WRITTEN REQUEST: In the listing below, identify each line with the word "title" and return those lines.

[Begin EXCERPTED DATA]

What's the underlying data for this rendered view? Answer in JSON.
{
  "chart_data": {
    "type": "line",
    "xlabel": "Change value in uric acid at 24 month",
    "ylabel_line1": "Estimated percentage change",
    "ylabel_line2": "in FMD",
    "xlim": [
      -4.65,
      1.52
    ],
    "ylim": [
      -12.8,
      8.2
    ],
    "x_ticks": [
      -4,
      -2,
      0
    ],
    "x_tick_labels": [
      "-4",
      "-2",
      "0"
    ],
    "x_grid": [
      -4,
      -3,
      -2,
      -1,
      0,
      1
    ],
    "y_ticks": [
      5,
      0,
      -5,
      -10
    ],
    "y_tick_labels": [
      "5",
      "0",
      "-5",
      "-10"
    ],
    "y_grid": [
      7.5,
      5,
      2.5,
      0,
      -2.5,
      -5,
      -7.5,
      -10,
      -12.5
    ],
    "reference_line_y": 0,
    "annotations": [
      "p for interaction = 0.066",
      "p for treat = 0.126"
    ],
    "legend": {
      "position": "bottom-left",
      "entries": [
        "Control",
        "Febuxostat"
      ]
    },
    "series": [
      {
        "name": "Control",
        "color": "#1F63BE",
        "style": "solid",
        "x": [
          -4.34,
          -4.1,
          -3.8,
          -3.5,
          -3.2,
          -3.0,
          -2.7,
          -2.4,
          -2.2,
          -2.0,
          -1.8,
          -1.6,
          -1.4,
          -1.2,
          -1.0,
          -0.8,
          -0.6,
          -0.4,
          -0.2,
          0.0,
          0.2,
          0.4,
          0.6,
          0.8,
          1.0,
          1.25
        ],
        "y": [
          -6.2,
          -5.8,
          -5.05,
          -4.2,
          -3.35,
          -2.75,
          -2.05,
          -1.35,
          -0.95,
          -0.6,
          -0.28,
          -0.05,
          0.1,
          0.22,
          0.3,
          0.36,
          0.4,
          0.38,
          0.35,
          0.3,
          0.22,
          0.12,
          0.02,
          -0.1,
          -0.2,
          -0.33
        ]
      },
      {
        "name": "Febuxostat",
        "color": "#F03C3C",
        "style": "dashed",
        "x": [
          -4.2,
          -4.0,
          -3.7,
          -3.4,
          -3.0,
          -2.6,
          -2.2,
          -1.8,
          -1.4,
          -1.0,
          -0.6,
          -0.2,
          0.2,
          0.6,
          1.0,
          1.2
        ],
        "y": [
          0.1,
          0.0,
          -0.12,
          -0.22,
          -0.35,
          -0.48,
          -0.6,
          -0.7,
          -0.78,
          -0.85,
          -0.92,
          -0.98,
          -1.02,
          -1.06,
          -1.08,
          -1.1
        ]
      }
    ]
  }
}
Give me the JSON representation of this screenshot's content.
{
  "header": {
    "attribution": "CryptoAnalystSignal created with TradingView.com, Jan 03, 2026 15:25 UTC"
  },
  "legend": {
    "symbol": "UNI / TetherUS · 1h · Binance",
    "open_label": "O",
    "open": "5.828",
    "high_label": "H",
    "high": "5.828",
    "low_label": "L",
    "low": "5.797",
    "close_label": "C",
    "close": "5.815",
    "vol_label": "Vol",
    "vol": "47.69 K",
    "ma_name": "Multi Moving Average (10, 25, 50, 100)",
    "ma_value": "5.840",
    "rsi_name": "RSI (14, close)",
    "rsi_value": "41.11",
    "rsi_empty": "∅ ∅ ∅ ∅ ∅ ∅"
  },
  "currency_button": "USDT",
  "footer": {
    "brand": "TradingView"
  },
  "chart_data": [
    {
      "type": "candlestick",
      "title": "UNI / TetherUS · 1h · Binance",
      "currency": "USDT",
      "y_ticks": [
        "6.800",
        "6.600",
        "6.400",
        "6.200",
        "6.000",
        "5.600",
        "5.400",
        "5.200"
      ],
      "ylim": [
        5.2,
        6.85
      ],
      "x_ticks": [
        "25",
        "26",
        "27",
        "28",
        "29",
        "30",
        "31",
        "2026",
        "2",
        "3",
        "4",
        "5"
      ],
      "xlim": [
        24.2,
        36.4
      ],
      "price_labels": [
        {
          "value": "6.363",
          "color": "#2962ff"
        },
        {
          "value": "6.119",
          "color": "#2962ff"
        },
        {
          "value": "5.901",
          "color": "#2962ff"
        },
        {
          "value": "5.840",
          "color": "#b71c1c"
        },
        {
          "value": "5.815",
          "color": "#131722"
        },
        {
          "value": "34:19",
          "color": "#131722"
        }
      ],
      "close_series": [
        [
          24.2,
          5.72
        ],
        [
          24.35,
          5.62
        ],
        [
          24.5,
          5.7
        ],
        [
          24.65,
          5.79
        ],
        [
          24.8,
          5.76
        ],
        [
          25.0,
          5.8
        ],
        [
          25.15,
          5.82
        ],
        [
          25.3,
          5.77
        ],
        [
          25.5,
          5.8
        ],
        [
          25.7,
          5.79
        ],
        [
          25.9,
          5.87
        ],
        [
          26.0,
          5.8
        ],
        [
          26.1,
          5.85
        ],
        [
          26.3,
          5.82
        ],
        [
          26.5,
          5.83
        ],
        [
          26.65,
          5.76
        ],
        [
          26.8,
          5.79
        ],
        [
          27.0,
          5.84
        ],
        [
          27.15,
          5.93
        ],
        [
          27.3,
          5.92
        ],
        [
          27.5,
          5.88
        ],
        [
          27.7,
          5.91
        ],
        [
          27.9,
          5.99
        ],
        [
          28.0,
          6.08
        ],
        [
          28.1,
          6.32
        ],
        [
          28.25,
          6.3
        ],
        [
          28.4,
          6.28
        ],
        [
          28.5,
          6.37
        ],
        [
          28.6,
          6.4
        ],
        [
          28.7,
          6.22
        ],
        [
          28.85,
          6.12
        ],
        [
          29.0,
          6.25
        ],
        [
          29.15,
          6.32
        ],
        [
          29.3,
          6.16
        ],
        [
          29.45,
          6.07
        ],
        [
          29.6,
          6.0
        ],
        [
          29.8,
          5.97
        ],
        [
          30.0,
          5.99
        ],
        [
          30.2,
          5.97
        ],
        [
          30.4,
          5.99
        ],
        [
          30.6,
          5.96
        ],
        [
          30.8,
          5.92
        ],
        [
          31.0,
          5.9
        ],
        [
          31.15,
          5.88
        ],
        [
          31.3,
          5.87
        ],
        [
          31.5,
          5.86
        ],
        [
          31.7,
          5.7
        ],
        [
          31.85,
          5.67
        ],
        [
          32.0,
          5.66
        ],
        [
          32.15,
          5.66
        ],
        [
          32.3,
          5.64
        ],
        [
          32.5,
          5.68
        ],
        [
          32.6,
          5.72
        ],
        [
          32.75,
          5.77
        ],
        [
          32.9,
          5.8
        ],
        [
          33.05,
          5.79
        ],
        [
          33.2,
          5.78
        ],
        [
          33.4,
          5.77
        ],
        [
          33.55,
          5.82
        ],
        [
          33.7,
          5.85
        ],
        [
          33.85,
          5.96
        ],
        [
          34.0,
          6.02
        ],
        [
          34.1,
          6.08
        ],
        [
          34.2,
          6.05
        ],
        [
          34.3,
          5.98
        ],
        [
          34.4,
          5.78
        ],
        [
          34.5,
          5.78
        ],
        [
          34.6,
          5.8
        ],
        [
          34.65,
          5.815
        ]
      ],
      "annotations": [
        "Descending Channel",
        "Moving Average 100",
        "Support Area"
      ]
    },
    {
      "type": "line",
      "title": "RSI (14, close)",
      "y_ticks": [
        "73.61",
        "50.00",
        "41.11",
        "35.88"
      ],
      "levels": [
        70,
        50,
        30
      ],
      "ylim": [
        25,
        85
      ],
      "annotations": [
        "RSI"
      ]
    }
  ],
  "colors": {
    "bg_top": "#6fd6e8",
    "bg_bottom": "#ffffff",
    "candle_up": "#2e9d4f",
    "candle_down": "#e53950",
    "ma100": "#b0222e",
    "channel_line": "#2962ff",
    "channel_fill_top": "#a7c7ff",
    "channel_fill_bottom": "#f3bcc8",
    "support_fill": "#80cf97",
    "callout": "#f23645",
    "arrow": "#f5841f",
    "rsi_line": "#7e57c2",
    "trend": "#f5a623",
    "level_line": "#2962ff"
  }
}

[End EXCERPTED DATA]

REPLY TO THE TASK:
      "title": "UNI / TetherUS · 1h · Binance",
      "title": "RSI (14, close)",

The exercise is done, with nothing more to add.